# RECORDS SUPPLIED start
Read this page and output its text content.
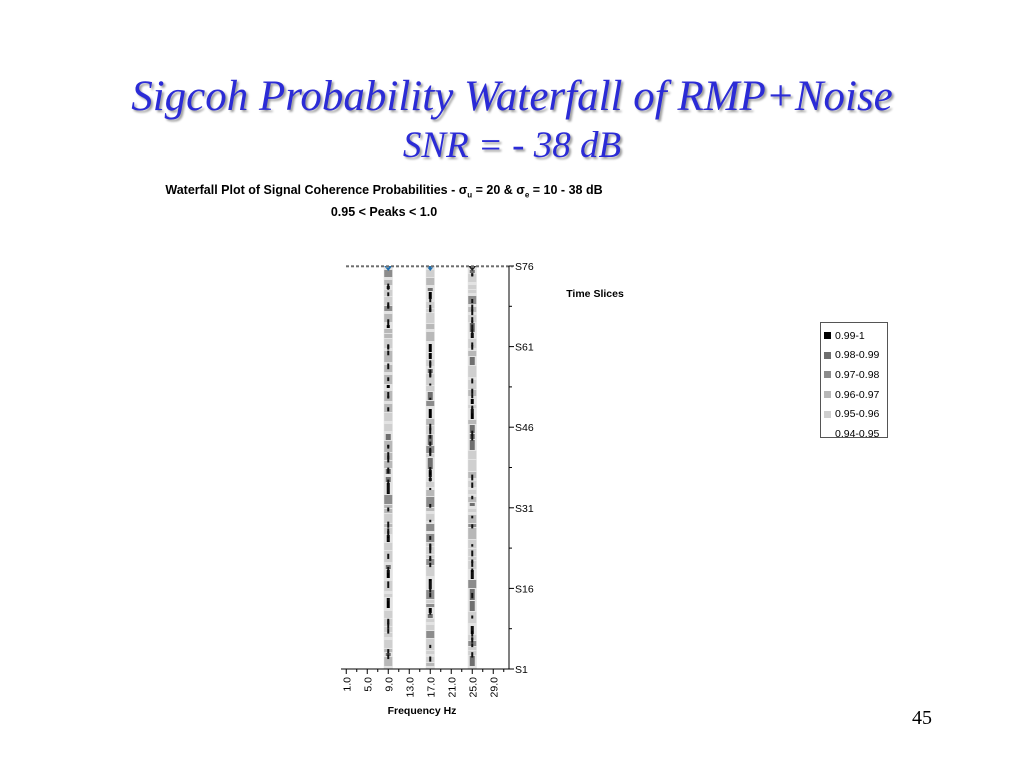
Sigcoh Probability Waterfall of RMP+Noise
SNR = - 38 dB
Waterfall Plot of Signal Coherence Probabilities - $\sigma_u = 20$ & $\sigma_e = 10 - 38$ dB
0.95 < Peaks < 1.0
1.0 5.0 9.0 13.0 17.0 21.0 25.0 29.0
S1
S16
S31
S46
S61
S76
Frequency Hz
Time Slices
0.99-1
0.98-0.99
0.97-0.98
0.96-0.97
0.95-0.96
0.94-0.95
45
# RECORDS SUPPLIED end
● REQUEST
Reproduce the listing exactly. Leave its pictures out.

● EXERCISE RESULT
Read this page and output its text content.
Sigcoh Probability Waterfall of RMP+Noise
SNR = - 38 dB
Waterfall Plot of Signal Coherence Probabilities - $\sigma_u = 20$ & $\sigma_e = 10 - 38$ dB
0.95 < Peaks < 1.0
1.0 5.0 9.0 13.0 17.0 21.0 25.0 29.0
S1
S16
S31
S46
S61
S76
Frequency Hz
Time Slices
0.99-1
0.98-0.99
0.97-0.98
0.96-0.97
0.95-0.96
0.94-0.95
45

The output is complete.